• **Aim**
Can you output the records below exactly as they are written?

• **The data**
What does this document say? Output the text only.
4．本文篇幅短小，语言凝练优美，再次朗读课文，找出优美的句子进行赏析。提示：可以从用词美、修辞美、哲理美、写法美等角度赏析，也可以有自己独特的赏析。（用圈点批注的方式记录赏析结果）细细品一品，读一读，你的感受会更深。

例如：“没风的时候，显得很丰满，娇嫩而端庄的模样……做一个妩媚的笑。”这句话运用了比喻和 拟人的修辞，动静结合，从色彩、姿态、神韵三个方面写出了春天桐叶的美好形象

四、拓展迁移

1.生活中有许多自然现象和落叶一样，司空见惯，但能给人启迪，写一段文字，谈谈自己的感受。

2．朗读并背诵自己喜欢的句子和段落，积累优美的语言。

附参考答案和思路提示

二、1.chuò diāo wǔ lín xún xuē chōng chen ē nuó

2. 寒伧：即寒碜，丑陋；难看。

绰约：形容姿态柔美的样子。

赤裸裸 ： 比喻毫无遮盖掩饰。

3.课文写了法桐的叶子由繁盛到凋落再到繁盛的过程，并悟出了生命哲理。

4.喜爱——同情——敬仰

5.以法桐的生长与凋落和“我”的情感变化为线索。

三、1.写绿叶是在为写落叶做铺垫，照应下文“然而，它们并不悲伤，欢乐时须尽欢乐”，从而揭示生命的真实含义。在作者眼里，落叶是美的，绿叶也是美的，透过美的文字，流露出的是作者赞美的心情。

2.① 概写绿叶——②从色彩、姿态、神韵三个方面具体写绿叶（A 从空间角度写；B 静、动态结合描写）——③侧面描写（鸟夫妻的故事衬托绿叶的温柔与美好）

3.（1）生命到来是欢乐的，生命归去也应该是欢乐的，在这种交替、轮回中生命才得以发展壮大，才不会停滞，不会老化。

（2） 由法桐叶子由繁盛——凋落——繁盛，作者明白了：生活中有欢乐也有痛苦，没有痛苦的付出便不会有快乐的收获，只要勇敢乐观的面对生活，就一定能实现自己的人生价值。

• **Written answer**
What does this document say? Output the text only.
4．本文篇幅短小，语言凝练优美，再次朗读课文，找出优美的句子进行赏析。提示：可以从用词美、修辞美、哲理美、写法美等角度赏析，也可以有自己独特的赏析。（用圈点批注的方式记录赏析结果）细细品一品，读一读，你的感受会更深。

例如：“没风的时候，显得很丰满，娇嫩而端庄的模样……做一个妩媚的笑。”这句话运用了比喻和 拟人的修辞，动静结合，从色彩、姿态、神韵三个方面写出了春天桐叶的美好形象

四、拓展迁移

1.生活中有许多自然现象和落叶一样，司空见惯，但能给人启迪，写一段文字，谈谈自己的感受。

2．朗读并背诵自己喜欢的句子和段落，积累优美的语言。

附参考答案和思路提示

二、1.chuò diāo wǔ lín xún xuē chōng chen ē nuó

2. 寒伧：即寒碜，丑陋；难看。

绰约：形容姿态柔美的样子。

赤裸裸 ： 比喻毫无遮盖掩饰。

3.课文写了法桐的叶子由繁盛到凋落再到繁盛的过程，并悟出了生命哲理。

4.喜爱——同情——敬仰

5.以法桐的生长与凋落和“我”的情感变化为线索。

三、1.写绿叶是在为写落叶做铺垫，照应下文“然而，它们并不悲伤，欢乐时须尽欢乐”，从而揭示生命的真实含义。在作者眼里，落叶是美的，绿叶也是美的，透过美的文字，流露出的是作者赞美的心情。

2.① 概写绿叶——②从色彩、姿态、神韵三个方面具体写绿叶（A 从空间角度写；B 静、动态结合描写）——③侧面描写（鸟夫妻的故事衬托绿叶的温柔与美好）

3.（1）生命到来是欢乐的，生命归去也应该是欢乐的，在这种交替、轮回中生命才得以发展壮大，才不会停滞，不会老化。

（2） 由法桐叶子由繁盛——凋落——繁盛，作者明白了：生活中有欢乐也有痛苦，没有痛苦的付出便不会有快乐的收获，只要勇敢乐观的面对生活，就一定能实现自己的人生价值。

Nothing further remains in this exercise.